◆ Job: Transcribe every line, keeping it exact.

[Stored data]
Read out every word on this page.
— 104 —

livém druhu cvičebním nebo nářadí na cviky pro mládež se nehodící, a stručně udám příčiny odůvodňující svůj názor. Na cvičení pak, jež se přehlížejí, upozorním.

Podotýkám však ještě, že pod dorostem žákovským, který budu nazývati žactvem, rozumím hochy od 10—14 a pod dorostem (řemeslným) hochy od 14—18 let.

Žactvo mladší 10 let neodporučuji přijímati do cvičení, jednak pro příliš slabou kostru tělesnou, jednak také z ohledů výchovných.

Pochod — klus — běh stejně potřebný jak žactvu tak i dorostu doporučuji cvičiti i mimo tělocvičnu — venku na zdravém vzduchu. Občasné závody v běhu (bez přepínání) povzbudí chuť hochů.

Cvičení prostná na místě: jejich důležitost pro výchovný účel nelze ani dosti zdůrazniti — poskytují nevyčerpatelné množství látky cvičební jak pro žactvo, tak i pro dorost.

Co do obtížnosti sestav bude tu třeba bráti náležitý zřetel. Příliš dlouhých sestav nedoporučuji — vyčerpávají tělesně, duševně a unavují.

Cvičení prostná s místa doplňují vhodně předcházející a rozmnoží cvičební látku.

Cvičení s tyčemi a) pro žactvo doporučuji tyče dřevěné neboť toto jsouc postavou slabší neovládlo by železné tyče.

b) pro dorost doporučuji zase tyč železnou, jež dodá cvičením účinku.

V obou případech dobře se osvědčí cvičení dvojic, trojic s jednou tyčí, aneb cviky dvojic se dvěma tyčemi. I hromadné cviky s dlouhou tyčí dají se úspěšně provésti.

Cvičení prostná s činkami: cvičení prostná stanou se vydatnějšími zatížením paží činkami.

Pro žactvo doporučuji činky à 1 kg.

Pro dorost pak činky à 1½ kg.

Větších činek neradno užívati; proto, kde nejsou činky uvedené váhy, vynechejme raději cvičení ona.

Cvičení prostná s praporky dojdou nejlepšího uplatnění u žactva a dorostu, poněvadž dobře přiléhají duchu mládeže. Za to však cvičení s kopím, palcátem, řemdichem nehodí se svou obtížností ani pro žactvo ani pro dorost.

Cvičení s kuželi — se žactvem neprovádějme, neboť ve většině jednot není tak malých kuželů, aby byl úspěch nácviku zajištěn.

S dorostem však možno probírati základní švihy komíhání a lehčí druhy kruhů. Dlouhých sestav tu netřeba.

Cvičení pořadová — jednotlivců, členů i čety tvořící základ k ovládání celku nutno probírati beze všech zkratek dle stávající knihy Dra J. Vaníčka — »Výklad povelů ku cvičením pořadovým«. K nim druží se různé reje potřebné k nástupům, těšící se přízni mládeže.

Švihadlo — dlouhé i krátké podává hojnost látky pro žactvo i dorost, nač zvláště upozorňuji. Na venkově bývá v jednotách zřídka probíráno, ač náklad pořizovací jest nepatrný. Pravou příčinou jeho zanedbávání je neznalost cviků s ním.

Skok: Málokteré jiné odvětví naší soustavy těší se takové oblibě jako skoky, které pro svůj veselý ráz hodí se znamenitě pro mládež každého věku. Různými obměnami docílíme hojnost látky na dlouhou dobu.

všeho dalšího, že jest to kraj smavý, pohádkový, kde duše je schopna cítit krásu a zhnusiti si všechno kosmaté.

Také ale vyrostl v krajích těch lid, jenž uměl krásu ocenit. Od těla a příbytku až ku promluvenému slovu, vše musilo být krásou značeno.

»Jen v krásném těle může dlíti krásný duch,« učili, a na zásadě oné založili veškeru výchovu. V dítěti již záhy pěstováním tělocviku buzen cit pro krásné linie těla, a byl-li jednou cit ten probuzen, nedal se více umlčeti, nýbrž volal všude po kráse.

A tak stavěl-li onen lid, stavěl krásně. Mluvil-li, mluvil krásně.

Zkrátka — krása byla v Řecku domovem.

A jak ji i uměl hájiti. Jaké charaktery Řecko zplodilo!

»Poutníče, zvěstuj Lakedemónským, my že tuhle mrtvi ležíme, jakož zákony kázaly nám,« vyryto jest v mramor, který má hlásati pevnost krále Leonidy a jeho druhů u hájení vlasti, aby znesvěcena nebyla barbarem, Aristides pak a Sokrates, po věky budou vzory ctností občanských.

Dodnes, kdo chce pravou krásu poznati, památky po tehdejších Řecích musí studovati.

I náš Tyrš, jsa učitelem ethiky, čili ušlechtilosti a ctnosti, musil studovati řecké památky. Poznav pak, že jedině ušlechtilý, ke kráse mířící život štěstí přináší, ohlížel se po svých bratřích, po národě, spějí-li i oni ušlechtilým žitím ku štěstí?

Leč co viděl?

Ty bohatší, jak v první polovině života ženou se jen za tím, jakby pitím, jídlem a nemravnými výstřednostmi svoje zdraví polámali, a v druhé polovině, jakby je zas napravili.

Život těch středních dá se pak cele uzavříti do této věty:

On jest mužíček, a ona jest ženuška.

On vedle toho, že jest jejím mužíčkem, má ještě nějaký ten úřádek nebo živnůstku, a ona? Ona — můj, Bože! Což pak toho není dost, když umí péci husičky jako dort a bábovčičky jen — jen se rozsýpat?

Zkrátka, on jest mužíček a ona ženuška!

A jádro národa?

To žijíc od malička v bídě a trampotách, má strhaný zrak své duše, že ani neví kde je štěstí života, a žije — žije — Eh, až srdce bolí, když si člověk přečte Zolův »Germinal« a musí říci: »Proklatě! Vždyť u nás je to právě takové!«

◆ Solution to this task:
Read out every word on this page.
— 104 —

livém druhu cvičebním nebo nářadí na cviky pro mládež se nehodící, a stručně udám příčiny odůvodňující svůj názor. Na cvičení pak, jež se přehlížejí, upozorním.

Podotýkám však ještě, že pod dorostem žákovským, který budu nazývati žactvem, rozumím hochy od 10—14 a pod dorostem (řemeslným) hochy od 14—18 let.

Žactvo mladší 10 let neodporučuji přijímati do cvičení, jednak pro příliš slabou kostru tělesnou, jednak také z ohledů výchovných.

Pochod — klus — běh stejně potřebný jak žactvu tak i dorostu doporučuji cvičiti i mimo tělocvičnu — venku na zdravém vzduchu. Občasné závody v běhu (bez přepínání) povzbudí chuť hochů.

Cvičení prostná na místě: jejich důležitost pro výchovný účel nelze ani dosti zdůrazniti — poskytují nevyčerpatelné množství látky cvičební jak pro žactvo, tak i pro dorost.

Co do obtížnosti sestav bude tu třeba bráti náležitý zřetel. Příliš dlouhých sestav nedoporučuji — vyčerpávají tělesně, duševně a unavují.

Cvičení prostná s místa doplňují vhodně předcházející a rozmnoží cvičební látku.

Cvičení s tyčemi a) pro žactvo doporučuji tyče dřevěné neboť toto jsouc postavou slabší neovládlo by železné tyče.

b) pro dorost doporučuji zase tyč železnou, jež dodá cvičením účinku.

V obou případech dobře se osvědčí cvičení dvojic, trojic s jednou tyčí, aneb cviky dvojic se dvěma tyčemi. I hromadné cviky s dlouhou tyčí dají se úspěšně provésti.

Cvičení prostná s činkami: cvičení prostná stanou se vydatnějšími zatížením paží činkami.

Pro žactvo doporučuji činky à 1 kg.

Pro dorost pak činky à 1½ kg.

Větších činek neradno užívati; proto, kde nejsou činky uvedené váhy, vynechejme raději cvičení ona.

Cvičení prostná s praporky dojdou nejlepšího uplatnění u žactva a dorostu, poněvadž dobře přiléhají duchu mládeže. Za to však cvičení s kopím, palcátem, řemdichem nehodí se svou obtížností ani pro žactvo ani pro dorost.

Cvičení s kuželi — se žactvem neprovádějme, neboť ve většině jednot není tak malých kuželů, aby byl úspěch nácviku zajištěn.

S dorostem však možno probírati základní švihy komíhání a lehčí druhy kruhů. Dlouhých sestav tu netřeba.

Cvičení pořadová — jednotlivců, členů i čety tvořící základ k ovládání celku nutno probírati beze všech zkratek dle stávající knihy Dra J. Vaníčka — »Výklad povelů ku cvičením pořadovým«. K nim druží se různé reje potřebné k nástupům, těšící se přízni mládeže.

Švihadlo — dlouhé i krátké podává hojnost látky pro žactvo i dorost, nač zvláště upozorňuji. Na venkově bývá v jednotách zřídka probíráno, ač náklad pořizovací jest nepatrný. Pravou příčinou jeho zanedbávání je neznalost cviků s ním.

Skok: Málokteré jiné odvětví naší soustavy těší se takové oblibě jako skoky, které pro svůj veselý ráz hodí se znamenitě pro mládež každého věku. Různými obměnami docílíme hojnost látky na dlouhou dobu.

všeho dalšího, že jest to kraj smavý, pohádkový, kde duše je schopna cítit krásu a zhnusiti si všechno kosmaté.

Také ale vyrostl v krajích těch lid, jenž uměl krásu ocenit. Od těla a příbytku až ku promluvenému slovu, vše musilo být krásou značeno.

»Jen v krásném těle může dlíti krásný duch,« učili, a na zásadě oné založili veškeru výchovu. V dítěti již záhy pěstováním tělocviku buzen cit pro krásné linie těla, a byl-li jednou cit ten probuzen, nedal se více umlčeti, nýbrž volal všude po kráse.

A tak stavěl-li onen lid, stavěl krásně. Mluvil-li, mluvil krásně.

Zkrátka — krása byla v Řecku domovem.

A jak ji i uměl hájiti. Jaké charaktery Řecko zplodilo!

»Poutníče, zvěstuj Lakedemónským, my že tuhle mrtvi ležíme, jakož zákony kázaly nám,« vyryto jest v mramor, který má hlásati pevnost krále Leonidy a jeho druhů u hájení vlasti, aby znesvěcena nebyla barbarem, Aristides pak a Sokrates, po věky budou vzory ctností občanských.

Dodnes, kdo chce pravou krásu poznati, památky po tehdejších Řecích musí studovati.

I náš Tyrš, jsa učitelem ethiky, čili ušlechtilosti a ctnosti, musil studovati řecké památky. Poznav pak, že jedině ušlechtilý, ke kráse mířící život štěstí přináší, ohlížel se po svých bratřích, po národě, spějí-li i oni ušlechtilým žitím ku štěstí?

Leč co viděl?

Ty bohatší, jak v první polovině života ženou se jen za tím, jakby pitím, jídlem a nemravnými výstřednostmi svoje zdraví polámali, a v druhé polovině, jakby je zas napravili.

Život těch středních dá se pak cele uzavříti do této věty:

On jest mužíček, a ona jest ženuška.

On vedle toho, že jest jejím mužíčkem, má ještě nějaký ten úřádek nebo živnůstku, a ona? Ona — můj, Bože! Což pak toho není dost, když umí péci husičky jako dort a bábovčičky jen — jen se rozsýpat?

Zkrátka, on jest mužíček a ona ženuška!

A jádro národa?

To žijíc od malička v bídě a trampotách, má strhaný zrak své duše, že ani neví kde je štěstí života, a žije — žije — Eh, až srdce bolí, když si člověk přečte Zolův »Germinal« a musí říci: »Proklatě! Vždyť u nás je to právě takové!«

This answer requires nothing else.